__EXERCISE__:
Your task is to copy the listing exactly. Drop any pictures from the copy.

__Collected data__:
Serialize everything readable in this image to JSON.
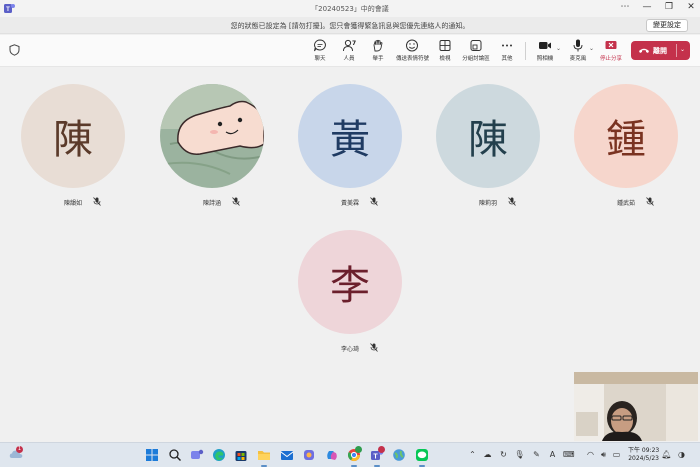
{
  "window": {
    "title": "「20240523」中的會議",
    "controls": [
      "⋯",
      "—",
      "❐",
      "✕"
    ]
  },
  "notice": {
    "text": "您的狀態已設定為 [請勿打擾]。您只會獲得緊急訊息與您優先連絡人的通知。",
    "button": "變更設定"
  },
  "toolbar": {
    "buttons": [
      {
        "label": "聊天",
        "icon": "chat-icon"
      },
      {
        "label": "人員",
        "icon": "people-icon",
        "count": "7"
      },
      {
        "label": "舉手",
        "icon": "raise-hand-icon"
      },
      {
        "label": "傳送表情符號",
        "icon": "emoji-icon"
      },
      {
        "label": "檢視",
        "icon": "view-grid-icon"
      },
      {
        "label": "分組討論區",
        "icon": "breakout-rooms-icon"
      },
      {
        "label": "其他",
        "icon": "more-icon"
      },
      {
        "label": "照相機",
        "icon": "camera-icon"
      },
      {
        "label": "麥克風",
        "icon": "microphone-icon"
      },
      {
        "label": "停止分享",
        "icon": "stop-share-icon"
      }
    ],
    "leave_label": "離開"
  },
  "participants": [
    {
      "name": "陳韻如",
      "initial": "陳",
      "bg": "#e8ddd5",
      "fg": "#5b3a2a"
    },
    {
      "name": "陳詩涵",
      "initial": "",
      "bg": "#9bb3a0",
      "fg": "#333"
    },
    {
      "name": "黃美霖",
      "initial": "黃",
      "bg": "#c8d6ea",
      "fg": "#1f3b63"
    },
    {
      "name": "陳莉羽",
      "initial": "陳",
      "bg": "#cdd9de",
      "fg": "#23404d"
    },
    {
      "name": "鍾武茹",
      "initial": "鍾",
      "bg": "#f6d6cc",
      "fg": "#7a3321"
    },
    {
      "name": "李心琦",
      "initial": "李",
      "bg": "#eed5d9",
      "fg": "#6b1f2c"
    }
  ],
  "taskbar": {
    "notification_count": "1",
    "chrome_badge": "",
    "teams_badge": "",
    "clock_time": "下午 09:23",
    "clock_date": "2024/5/23",
    "colors": {
      "accent": "#c4314b",
      "teams": "#5b5fc7"
    }
  }
}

__TASK OUTPUT__:
Serialize everything readable in this image to JSON.
{
  "window": {
    "title": "「20240523」中的會議",
    "controls": [
      "⋯",
      "—",
      "❐",
      "✕"
    ]
  },
  "notice": {
    "text": "您的狀態已設定為 [請勿打擾]。您只會獲得緊急訊息與您優先連絡人的通知。",
    "button": "變更設定"
  },
  "toolbar": {
    "buttons": [
      {
        "label": "聊天",
        "icon": "chat-icon"
      },
      {
        "label": "人員",
        "icon": "people-icon",
        "count": "7"
      },
      {
        "label": "舉手",
        "icon": "raise-hand-icon"
      },
      {
        "label": "傳送表情符號",
        "icon": "emoji-icon"
      },
      {
        "label": "檢視",
        "icon": "view-grid-icon"
      },
      {
        "label": "分組討論區",
        "icon": "breakout-rooms-icon"
      },
      {
        "label": "其他",
        "icon": "more-icon"
      },
      {
        "label": "照相機",
        "icon": "camera-icon"
      },
      {
        "label": "麥克風",
        "icon": "microphone-icon"
      },
      {
        "label": "停止分享",
        "icon": "stop-share-icon"
      }
    ],
    "leave_label": "離開"
  },
  "participants": [
    {
      "name": "陳韻如",
      "initial": "陳",
      "bg": "#e8ddd5",
      "fg": "#5b3a2a"
    },
    {
      "name": "陳詩涵",
      "initial": "",
      "bg": "#9bb3a0",
      "fg": "#333"
    },
    {
      "name": "黃美霖",
      "initial": "黃",
      "bg": "#c8d6ea",
      "fg": "#1f3b63"
    },
    {
      "name": "陳莉羽",
      "initial": "陳",
      "bg": "#cdd9de",
      "fg": "#23404d"
    },
    {
      "name": "鍾武茹",
      "initial": "鍾",
      "bg": "#f6d6cc",
      "fg": "#7a3321"
    },
    {
      "name": "李心琦",
      "initial": "李",
      "bg": "#eed5d9",
      "fg": "#6b1f2c"
    }
  ],
  "taskbar": {
    "notification_count": "1",
    "chrome_badge": "",
    "teams_badge": "",
    "clock_time": "下午 09:23",
    "clock_date": "2024/5/23",
    "colors": {
      "accent": "#c4314b",
      "teams": "#5b5fc7"
    }
  }
}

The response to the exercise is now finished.